Prompt:
Among the entries below, find all lines that include "sagt" and copy them.
___ Source data
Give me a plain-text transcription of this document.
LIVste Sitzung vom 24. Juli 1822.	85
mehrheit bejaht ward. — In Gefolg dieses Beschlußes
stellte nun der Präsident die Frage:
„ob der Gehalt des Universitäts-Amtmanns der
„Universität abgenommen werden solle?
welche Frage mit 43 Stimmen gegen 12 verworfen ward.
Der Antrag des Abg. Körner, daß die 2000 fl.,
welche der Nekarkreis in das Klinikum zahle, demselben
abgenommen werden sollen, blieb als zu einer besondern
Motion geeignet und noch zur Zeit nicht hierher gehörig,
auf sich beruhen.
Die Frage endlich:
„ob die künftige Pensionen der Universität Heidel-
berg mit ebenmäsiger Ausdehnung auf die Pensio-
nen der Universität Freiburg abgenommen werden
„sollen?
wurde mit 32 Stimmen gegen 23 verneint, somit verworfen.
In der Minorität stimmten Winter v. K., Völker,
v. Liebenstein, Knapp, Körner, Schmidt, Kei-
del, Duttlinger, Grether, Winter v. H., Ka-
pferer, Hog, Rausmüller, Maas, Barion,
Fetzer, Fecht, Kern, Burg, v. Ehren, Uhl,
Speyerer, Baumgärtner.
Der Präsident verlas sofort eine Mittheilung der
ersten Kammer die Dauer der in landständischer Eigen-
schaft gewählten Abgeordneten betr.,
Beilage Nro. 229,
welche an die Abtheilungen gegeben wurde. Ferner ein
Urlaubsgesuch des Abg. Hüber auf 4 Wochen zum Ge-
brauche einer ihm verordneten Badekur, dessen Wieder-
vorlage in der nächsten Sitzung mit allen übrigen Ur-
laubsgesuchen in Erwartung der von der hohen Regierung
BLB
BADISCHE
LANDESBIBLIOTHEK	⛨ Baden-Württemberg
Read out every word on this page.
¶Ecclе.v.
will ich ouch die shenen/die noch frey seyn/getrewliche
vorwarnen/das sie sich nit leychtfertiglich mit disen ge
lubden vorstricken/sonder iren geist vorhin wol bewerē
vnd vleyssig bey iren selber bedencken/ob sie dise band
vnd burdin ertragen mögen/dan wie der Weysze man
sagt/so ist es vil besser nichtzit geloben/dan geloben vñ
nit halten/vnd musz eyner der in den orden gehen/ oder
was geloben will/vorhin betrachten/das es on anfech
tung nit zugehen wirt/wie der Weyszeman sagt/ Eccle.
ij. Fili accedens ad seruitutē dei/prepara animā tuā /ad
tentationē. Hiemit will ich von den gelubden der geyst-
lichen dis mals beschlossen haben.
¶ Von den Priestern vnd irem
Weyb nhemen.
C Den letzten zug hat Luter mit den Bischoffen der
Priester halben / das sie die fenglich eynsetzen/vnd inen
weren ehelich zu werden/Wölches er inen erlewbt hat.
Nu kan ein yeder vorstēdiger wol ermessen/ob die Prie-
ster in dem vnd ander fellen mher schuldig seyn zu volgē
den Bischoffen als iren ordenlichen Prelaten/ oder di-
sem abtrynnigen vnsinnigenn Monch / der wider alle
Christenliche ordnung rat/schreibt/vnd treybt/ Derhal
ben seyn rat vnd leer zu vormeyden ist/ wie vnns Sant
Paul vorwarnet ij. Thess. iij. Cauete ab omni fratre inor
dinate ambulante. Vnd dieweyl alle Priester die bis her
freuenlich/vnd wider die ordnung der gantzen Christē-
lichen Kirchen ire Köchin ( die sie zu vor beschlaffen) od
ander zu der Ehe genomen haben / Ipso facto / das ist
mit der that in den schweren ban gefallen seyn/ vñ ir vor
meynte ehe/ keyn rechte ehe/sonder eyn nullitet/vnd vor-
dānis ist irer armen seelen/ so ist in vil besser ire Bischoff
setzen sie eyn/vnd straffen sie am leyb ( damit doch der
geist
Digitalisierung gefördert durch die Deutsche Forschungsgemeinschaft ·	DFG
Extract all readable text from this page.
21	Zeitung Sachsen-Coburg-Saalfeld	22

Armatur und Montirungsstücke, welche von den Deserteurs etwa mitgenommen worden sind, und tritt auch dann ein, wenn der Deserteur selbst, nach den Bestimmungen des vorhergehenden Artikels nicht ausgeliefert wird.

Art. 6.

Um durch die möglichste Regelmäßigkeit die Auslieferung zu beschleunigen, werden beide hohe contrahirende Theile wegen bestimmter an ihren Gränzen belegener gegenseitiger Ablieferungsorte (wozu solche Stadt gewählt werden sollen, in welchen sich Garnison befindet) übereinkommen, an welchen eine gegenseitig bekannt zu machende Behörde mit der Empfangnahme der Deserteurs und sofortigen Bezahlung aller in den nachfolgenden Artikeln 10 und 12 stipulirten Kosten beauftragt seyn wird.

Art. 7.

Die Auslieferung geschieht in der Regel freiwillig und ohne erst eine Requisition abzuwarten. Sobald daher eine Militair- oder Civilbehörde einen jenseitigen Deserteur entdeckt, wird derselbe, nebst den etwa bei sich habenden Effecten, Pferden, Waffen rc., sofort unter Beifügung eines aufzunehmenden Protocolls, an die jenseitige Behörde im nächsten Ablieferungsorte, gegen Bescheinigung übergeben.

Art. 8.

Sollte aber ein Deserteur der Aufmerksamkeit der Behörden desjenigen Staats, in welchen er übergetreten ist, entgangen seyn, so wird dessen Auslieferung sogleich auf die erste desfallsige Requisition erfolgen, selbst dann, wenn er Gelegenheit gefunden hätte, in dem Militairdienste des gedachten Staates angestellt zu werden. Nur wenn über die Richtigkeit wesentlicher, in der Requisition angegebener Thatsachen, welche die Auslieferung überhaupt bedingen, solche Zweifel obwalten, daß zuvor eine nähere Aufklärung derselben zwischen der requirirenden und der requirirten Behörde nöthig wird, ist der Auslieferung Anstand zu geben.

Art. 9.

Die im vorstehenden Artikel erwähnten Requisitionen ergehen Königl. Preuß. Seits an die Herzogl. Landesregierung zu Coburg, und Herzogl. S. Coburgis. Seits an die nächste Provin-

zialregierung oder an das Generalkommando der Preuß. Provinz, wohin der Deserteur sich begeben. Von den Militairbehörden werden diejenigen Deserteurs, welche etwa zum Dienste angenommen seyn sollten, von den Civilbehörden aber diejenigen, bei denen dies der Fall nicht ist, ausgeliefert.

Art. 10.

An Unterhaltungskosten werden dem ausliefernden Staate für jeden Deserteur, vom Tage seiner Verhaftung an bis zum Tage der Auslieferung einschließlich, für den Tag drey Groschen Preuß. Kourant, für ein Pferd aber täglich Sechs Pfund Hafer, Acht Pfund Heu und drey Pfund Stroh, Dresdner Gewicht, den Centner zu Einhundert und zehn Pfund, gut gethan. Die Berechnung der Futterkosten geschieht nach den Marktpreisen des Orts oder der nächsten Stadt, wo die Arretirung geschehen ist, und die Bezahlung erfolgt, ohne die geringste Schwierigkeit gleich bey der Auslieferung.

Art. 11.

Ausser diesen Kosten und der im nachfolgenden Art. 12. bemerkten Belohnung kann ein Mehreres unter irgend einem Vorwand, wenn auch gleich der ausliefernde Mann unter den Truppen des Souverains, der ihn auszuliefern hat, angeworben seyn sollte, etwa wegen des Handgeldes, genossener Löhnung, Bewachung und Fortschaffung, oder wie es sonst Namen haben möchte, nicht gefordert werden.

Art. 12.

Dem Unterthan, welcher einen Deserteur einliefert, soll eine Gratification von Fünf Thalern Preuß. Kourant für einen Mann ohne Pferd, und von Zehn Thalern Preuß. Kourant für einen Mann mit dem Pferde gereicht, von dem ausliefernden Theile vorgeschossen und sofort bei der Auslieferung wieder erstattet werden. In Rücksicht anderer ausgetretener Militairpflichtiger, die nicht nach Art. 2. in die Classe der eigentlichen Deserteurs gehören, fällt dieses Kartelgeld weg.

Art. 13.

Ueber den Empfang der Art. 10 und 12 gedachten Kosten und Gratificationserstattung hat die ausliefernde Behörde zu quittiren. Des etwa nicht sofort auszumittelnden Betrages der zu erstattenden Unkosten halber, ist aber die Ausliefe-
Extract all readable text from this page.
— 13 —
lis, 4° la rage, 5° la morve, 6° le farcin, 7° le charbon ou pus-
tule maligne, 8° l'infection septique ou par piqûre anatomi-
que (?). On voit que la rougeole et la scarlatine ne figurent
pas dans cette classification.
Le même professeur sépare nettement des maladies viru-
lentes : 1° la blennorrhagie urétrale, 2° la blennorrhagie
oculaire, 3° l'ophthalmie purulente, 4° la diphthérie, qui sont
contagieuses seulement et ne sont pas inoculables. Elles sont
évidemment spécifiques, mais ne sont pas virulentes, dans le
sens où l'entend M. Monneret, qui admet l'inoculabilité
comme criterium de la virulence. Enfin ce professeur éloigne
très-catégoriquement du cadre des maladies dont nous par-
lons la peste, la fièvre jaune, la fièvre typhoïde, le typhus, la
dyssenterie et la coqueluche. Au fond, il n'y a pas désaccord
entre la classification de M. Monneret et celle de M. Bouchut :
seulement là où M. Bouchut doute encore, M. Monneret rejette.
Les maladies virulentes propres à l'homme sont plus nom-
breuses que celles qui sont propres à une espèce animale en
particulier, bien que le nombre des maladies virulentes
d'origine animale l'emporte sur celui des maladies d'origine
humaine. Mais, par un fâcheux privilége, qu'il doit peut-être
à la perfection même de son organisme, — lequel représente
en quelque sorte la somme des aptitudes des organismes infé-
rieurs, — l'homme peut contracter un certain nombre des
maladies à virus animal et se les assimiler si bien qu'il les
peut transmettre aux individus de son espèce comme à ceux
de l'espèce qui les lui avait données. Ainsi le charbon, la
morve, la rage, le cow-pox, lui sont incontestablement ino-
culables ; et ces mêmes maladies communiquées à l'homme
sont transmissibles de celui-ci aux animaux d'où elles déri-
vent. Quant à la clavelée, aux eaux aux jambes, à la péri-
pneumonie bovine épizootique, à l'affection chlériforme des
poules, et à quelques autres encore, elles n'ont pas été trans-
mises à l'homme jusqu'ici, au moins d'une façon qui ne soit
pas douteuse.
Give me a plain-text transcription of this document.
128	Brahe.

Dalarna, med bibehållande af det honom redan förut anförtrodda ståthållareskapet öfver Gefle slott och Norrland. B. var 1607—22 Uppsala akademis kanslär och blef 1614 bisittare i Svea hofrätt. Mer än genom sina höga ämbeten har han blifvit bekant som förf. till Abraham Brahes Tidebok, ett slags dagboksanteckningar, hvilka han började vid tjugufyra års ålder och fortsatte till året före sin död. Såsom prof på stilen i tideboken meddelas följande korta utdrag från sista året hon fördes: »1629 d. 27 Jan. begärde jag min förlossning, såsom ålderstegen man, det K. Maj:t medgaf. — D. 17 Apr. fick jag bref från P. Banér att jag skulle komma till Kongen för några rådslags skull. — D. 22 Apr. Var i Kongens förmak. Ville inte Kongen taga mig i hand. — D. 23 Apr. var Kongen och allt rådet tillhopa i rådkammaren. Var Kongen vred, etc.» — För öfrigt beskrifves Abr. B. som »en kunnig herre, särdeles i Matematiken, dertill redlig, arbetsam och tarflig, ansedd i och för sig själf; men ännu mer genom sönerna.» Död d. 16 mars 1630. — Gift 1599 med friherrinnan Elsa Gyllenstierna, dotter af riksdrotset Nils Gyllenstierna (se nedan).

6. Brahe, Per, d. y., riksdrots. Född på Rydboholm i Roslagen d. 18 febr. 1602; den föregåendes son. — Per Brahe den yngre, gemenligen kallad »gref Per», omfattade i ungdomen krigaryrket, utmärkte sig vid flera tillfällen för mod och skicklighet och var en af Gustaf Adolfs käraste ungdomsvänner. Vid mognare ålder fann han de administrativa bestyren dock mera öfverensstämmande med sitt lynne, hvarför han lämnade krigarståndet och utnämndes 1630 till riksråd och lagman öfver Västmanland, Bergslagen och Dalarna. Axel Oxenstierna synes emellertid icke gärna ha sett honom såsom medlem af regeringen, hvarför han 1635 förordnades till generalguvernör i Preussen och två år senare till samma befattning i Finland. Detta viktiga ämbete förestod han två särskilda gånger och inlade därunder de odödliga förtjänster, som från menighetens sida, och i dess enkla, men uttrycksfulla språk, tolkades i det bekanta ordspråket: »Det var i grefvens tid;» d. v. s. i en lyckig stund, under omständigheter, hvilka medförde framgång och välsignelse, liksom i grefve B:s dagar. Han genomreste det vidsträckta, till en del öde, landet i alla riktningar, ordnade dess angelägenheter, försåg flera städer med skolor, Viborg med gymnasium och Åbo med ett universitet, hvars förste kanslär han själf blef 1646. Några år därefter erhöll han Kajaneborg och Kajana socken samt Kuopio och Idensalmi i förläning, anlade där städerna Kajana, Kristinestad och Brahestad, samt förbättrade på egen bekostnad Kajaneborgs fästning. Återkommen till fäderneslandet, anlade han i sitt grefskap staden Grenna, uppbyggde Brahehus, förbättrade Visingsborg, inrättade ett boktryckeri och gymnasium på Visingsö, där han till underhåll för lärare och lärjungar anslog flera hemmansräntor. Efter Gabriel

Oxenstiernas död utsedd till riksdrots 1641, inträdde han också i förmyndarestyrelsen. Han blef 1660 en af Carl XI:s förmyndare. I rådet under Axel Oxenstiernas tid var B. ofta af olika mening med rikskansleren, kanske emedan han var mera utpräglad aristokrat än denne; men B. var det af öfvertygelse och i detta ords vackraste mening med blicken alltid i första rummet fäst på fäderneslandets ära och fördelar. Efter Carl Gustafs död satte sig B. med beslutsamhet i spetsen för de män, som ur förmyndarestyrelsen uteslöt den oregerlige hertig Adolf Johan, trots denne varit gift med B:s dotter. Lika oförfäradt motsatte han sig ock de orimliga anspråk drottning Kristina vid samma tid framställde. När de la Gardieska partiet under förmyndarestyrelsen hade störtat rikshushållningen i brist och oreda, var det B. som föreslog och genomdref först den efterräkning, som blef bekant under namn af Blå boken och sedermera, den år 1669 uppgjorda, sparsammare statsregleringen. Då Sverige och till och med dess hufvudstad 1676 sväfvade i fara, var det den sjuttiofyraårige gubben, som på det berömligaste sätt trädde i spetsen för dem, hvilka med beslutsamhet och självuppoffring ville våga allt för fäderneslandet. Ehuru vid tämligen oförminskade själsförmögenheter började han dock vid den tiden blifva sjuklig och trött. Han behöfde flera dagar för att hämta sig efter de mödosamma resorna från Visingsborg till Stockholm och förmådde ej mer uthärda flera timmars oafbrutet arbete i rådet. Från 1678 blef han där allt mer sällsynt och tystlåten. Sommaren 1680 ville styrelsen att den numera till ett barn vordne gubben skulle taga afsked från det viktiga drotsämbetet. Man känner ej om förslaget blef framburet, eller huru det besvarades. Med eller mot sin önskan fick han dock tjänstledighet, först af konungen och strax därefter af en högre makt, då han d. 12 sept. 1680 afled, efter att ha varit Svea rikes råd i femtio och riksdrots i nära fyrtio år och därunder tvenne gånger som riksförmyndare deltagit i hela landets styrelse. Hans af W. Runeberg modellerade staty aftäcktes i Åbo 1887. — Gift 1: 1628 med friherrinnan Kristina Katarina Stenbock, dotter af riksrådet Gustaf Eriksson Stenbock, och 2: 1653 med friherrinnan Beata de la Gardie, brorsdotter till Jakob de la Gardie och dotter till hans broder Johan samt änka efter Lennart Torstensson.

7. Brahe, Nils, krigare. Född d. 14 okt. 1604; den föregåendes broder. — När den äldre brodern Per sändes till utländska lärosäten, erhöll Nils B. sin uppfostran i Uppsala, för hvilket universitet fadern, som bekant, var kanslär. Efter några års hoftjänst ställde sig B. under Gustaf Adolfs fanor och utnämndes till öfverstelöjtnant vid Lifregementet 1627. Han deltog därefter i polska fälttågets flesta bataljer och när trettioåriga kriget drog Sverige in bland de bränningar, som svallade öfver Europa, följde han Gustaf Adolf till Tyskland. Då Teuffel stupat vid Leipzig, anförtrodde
______
Your response:
sagt/so ist es vil besser nichtzit geloben/dan geloben vñ
tung nit zugehen wirt/wie der Weyszeman sagt/ Eccle.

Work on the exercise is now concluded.